» Exercise requirements:
Write out each record below exactly as it appears, with no pictures.

━━━━━ Data provided

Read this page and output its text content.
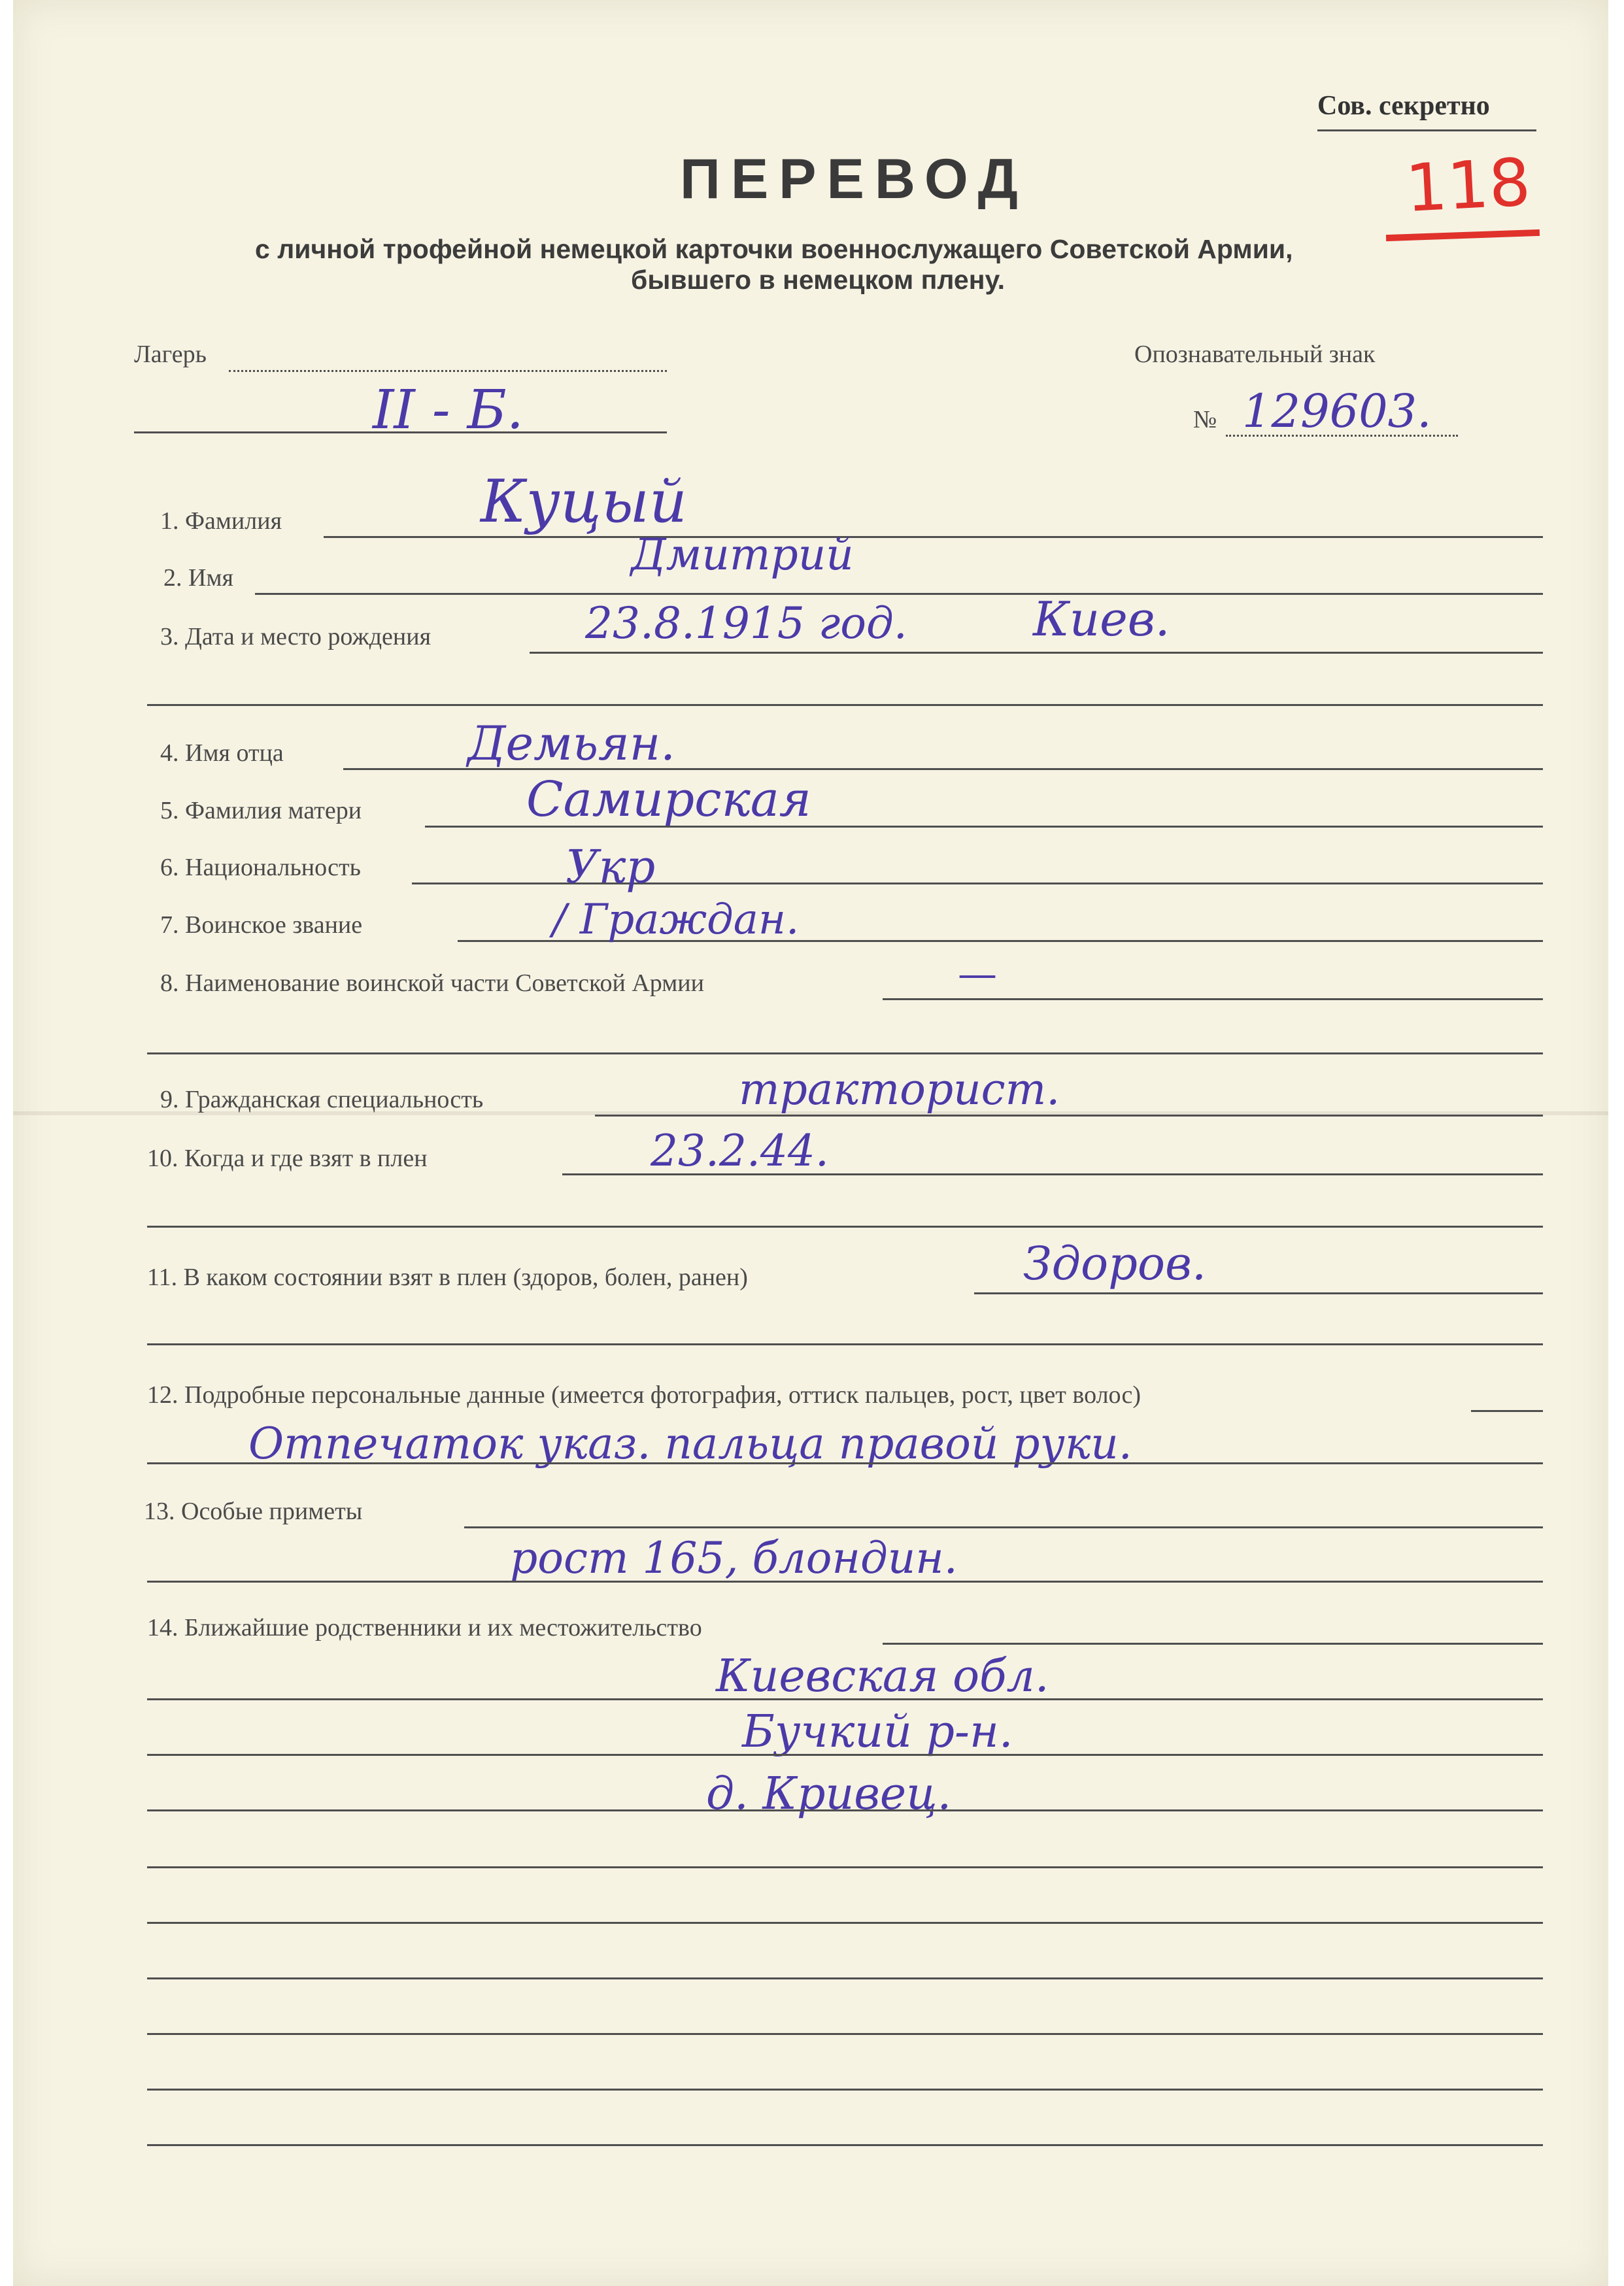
Сов. секретно
118
ПЕРЕВОД
с личной трофейной немецкой карточки военнослужащего Советской Армии,
бывшего в немецком плену.
Лагерь
II - Б.
Опознавательный знак
№ 129603.
1. Фамилия	Куцый
2. Имя	Дмитрий
3. Дата и место рождения	23.8.1915 год.	Киев.
4. Имя отца	Демьян.
5. Фамилия матери	Самирская
6. Национальность	Укр
7. Воинское звание	/ Граждан.
8. Наименование воинской части Советской Армии	—
9. Гражданская специальность	тракторист.
10. Когда и где взят в плен	23.2.44.
11. В каком состоянии взят в плен (здоров, болен, ранен)	Здоров.
12. Подробные персональные данные (имеется фотография, оттиск пальцев, рост, цвет волос)
Отпечаток указ. пальца правой руки.
13. Особые приметы
рост 165, блондин.
14. Ближайшие родственники и их местожительство
Киевская обл.
Бучкий р-н.
д. Кривец.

━━━━━━━━━━

» Result:
Read this page and output its text content.
Сов. секретно
118
ПЕРЕВОД
с личной трофейной немецкой карточки военнослужащего Советской Армии,
бывшего в немецком плену.
Лагерь
II - Б.
Опознавательный знак
№ 129603.
1. Фамилия	Куцый
2. Имя	Дмитрий
3. Дата и место рождения	23.8.1915 год.	Киев.
4. Имя отца	Демьян.
5. Фамилия матери	Самирская
6. Национальность	Укр
7. Воинское звание	/ Граждан.
8. Наименование воинской части Советской Армии	—
9. Гражданская специальность	тракторист.
10. Когда и где взят в плен	23.2.44.
11. В каком состоянии взят в плен (здоров, болен, ранен)	Здоров.
12. Подробные персональные данные (имеется фотография, оттиск пальцев, рост, цвет волос)
Отпечаток указ. пальца правой руки.
13. Особые приметы
рост 165, блондин.
14. Ближайшие родственники и их местожительство
Киевская обл.
Бучкий р-н.
д. Кривец.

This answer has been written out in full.